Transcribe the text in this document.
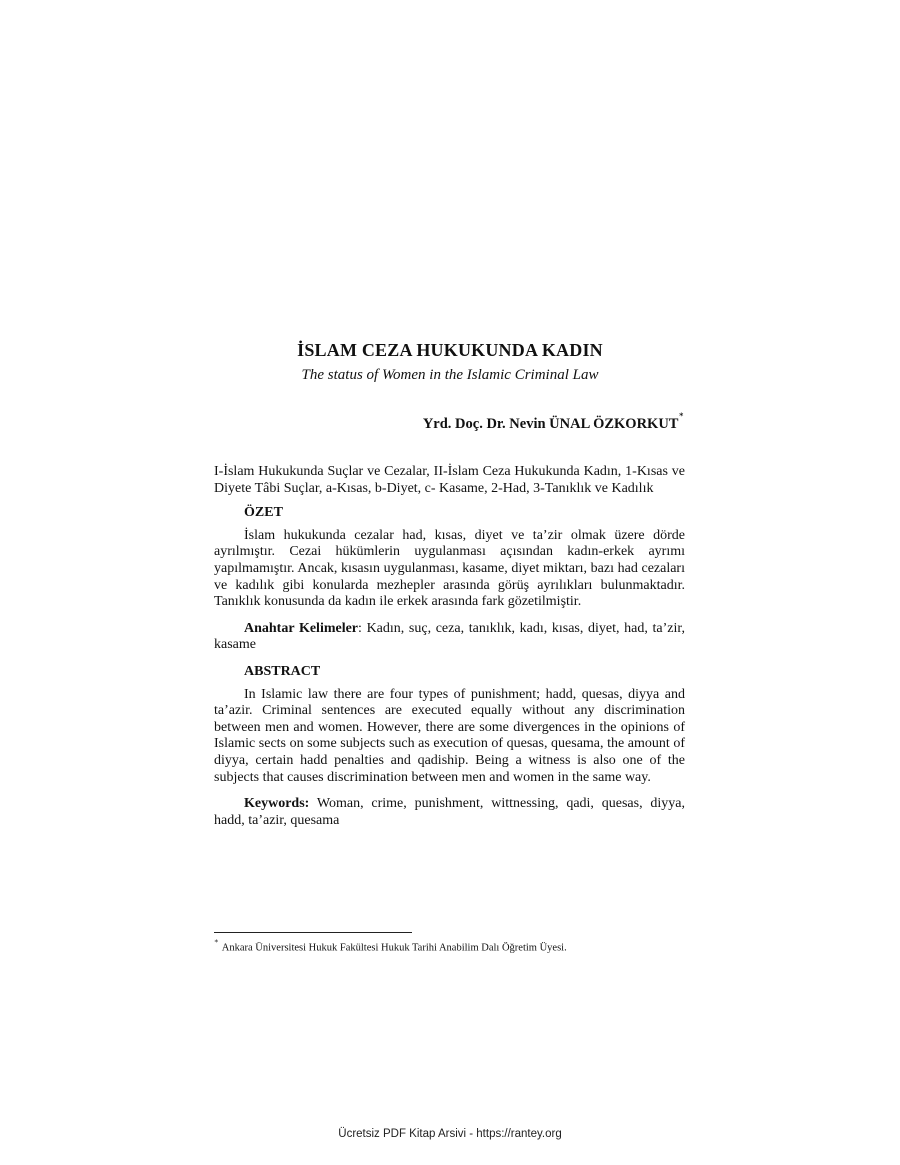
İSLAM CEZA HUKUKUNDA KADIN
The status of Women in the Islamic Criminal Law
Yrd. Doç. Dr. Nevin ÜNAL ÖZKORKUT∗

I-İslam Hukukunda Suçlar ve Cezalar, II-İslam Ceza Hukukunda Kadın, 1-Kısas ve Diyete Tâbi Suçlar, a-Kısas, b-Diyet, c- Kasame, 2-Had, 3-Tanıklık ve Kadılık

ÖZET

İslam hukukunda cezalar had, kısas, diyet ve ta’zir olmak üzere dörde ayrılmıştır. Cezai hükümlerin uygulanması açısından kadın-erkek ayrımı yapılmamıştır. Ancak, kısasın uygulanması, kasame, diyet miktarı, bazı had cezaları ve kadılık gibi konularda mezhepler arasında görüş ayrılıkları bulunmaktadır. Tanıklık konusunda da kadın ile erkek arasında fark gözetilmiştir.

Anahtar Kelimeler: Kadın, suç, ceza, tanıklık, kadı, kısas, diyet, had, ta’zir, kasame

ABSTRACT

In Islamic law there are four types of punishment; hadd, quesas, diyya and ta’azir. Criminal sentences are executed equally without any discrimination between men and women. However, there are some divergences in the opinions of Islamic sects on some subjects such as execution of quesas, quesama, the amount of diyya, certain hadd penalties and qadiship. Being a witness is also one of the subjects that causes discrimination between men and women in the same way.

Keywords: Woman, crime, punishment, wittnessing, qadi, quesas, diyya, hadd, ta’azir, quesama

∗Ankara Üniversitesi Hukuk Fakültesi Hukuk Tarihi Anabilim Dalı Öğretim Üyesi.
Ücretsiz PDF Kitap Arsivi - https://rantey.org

▸ **Task statement**: Would you mind returning each entry above word for word, skipping the images?

▸ **Answer to the problem**:
Transcribe the text in this document.
İSLAM CEZA HUKUKUNDA KADIN
The status of Women in the Islamic Criminal Law
Yrd. Doç. Dr. Nevin ÜNAL ÖZKORKUT∗

I-İslam Hukukunda Suçlar ve Cezalar, II-İslam Ceza Hukukunda Kadın, 1-Kısas ve Diyete Tâbi Suçlar, a-Kısas, b-Diyet, c- Kasame, 2-Had, 3-Tanıklık ve Kadılık

ÖZET

İslam hukukunda cezalar had, kısas, diyet ve ta’zir olmak üzere dörde ayrılmıştır. Cezai hükümlerin uygulanması açısından kadın-erkek ayrımı yapılmamıştır. Ancak, kısasın uygulanması, kasame, diyet miktarı, bazı had cezaları ve kadılık gibi konularda mezhepler arasında görüş ayrılıkları bulunmaktadır. Tanıklık konusunda da kadın ile erkek arasında fark gözetilmiştir.

Anahtar Kelimeler: Kadın, suç, ceza, tanıklık, kadı, kısas, diyet, had, ta’zir, kasame

ABSTRACT

In Islamic law there are four types of punishment; hadd, quesas, diyya and ta’azir. Criminal sentences are executed equally without any discrimination between men and women. However, there are some divergences in the opinions of Islamic sects on some subjects such as execution of quesas, quesama, the amount of diyya, certain hadd penalties and qadiship. Being a witness is also one of the subjects that causes discrimination between men and women in the same way.

Keywords: Woman, crime, punishment, wittnessing, qadi, quesas, diyya, hadd, ta’azir, quesama

∗Ankara Üniversitesi Hukuk Fakültesi Hukuk Tarihi Anabilim Dalı Öğretim Üyesi.
Ücretsiz PDF Kitap Arsivi - https://rantey.org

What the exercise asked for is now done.